## Begin

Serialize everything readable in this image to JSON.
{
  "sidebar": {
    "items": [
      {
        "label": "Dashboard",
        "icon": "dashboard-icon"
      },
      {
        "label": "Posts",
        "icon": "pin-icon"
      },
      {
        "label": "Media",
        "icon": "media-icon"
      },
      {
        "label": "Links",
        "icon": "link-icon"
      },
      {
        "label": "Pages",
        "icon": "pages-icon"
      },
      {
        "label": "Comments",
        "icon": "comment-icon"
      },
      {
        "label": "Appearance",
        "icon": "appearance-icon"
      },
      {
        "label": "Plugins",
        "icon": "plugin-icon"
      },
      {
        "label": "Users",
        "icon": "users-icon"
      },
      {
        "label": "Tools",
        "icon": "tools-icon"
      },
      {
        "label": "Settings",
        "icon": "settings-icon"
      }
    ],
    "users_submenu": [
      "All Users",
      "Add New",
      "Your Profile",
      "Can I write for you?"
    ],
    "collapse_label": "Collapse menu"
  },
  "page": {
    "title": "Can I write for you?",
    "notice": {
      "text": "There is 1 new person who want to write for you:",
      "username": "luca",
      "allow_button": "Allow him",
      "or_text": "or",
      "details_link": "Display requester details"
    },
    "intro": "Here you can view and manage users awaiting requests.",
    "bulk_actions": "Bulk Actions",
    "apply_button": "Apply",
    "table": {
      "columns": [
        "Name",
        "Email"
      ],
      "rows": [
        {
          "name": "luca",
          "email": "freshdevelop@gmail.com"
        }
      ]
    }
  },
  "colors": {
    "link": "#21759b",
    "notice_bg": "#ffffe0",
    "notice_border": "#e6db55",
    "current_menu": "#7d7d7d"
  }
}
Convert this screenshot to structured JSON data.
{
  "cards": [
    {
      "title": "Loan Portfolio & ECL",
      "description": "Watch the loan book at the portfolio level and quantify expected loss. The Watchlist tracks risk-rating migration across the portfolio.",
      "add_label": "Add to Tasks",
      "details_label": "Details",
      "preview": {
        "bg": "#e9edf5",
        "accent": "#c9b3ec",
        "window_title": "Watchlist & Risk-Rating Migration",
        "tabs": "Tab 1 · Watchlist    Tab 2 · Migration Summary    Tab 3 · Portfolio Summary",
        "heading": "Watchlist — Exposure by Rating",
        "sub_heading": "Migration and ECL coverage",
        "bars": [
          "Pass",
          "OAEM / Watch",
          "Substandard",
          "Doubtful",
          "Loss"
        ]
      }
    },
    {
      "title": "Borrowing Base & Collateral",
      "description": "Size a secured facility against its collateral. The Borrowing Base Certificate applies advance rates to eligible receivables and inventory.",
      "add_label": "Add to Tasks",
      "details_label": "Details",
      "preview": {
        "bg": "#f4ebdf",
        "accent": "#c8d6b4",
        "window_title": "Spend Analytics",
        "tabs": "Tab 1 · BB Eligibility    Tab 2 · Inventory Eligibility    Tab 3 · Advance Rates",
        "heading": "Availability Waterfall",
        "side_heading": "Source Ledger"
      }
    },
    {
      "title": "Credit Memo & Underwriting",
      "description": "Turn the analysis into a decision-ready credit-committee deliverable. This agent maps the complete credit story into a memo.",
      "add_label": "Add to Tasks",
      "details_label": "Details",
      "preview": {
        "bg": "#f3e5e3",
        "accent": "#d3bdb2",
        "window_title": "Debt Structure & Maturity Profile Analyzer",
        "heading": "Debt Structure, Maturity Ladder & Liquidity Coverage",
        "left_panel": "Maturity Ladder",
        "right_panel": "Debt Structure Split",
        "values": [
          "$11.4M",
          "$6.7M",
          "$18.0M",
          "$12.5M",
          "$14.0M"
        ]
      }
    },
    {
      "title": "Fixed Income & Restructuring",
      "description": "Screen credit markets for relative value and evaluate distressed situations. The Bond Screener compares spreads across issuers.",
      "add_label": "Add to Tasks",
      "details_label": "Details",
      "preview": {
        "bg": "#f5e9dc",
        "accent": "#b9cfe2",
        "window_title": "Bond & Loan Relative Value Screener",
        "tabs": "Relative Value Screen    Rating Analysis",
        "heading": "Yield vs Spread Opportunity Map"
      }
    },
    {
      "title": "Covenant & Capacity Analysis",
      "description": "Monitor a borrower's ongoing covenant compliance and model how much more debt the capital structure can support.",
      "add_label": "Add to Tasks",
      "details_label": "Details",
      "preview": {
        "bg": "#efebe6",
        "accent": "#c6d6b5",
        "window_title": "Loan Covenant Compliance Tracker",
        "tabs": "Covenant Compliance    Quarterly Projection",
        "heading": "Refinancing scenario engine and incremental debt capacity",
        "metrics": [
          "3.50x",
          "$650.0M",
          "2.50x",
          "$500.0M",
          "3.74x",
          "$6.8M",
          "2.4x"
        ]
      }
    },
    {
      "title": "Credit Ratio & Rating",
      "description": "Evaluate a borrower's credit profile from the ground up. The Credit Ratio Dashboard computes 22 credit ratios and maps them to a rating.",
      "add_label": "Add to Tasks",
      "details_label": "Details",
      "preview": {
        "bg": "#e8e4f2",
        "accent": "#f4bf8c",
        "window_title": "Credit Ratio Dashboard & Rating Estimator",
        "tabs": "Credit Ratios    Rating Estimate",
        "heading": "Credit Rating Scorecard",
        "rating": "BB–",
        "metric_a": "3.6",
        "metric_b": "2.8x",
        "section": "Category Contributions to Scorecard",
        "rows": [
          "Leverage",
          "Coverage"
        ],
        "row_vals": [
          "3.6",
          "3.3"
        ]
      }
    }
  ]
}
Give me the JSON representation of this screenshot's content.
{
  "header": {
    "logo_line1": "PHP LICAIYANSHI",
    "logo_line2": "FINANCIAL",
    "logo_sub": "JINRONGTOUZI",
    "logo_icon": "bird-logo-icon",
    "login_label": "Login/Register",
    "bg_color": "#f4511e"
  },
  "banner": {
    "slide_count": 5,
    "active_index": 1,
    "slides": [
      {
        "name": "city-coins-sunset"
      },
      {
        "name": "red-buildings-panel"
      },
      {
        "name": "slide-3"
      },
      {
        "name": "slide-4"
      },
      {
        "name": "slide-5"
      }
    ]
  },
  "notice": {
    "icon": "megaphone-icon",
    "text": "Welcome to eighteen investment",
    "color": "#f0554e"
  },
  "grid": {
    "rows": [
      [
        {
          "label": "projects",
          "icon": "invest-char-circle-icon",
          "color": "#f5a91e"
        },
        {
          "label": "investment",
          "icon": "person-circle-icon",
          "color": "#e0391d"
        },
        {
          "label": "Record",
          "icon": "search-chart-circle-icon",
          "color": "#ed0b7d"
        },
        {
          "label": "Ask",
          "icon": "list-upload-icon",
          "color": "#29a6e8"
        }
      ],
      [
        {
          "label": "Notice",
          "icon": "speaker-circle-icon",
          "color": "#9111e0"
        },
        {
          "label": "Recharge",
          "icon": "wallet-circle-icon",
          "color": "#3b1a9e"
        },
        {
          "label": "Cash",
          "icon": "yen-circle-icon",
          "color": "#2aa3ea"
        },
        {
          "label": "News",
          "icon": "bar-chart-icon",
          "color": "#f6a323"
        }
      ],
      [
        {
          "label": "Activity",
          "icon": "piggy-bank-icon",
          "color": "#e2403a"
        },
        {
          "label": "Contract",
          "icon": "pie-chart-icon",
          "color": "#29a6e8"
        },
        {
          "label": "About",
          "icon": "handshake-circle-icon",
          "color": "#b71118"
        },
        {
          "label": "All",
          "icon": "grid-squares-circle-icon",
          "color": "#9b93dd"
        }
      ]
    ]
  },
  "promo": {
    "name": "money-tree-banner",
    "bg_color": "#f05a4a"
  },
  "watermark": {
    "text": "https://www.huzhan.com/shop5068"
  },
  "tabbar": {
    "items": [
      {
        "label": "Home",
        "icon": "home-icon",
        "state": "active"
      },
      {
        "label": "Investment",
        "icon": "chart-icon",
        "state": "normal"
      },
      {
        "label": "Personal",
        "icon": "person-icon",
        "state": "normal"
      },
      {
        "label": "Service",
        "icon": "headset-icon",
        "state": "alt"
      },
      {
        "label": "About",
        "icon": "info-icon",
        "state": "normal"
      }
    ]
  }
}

## End

■ Work instructions:
Where a line in the material above holds "Maturity", copy that line.

■ Correct output:
        "window_title": "Debt Structure & Maturity Profile Analyzer",
        "heading": "Debt Structure, Maturity Ladder & Liquidity Coverage",
        "left_panel": "Maturity Ladder",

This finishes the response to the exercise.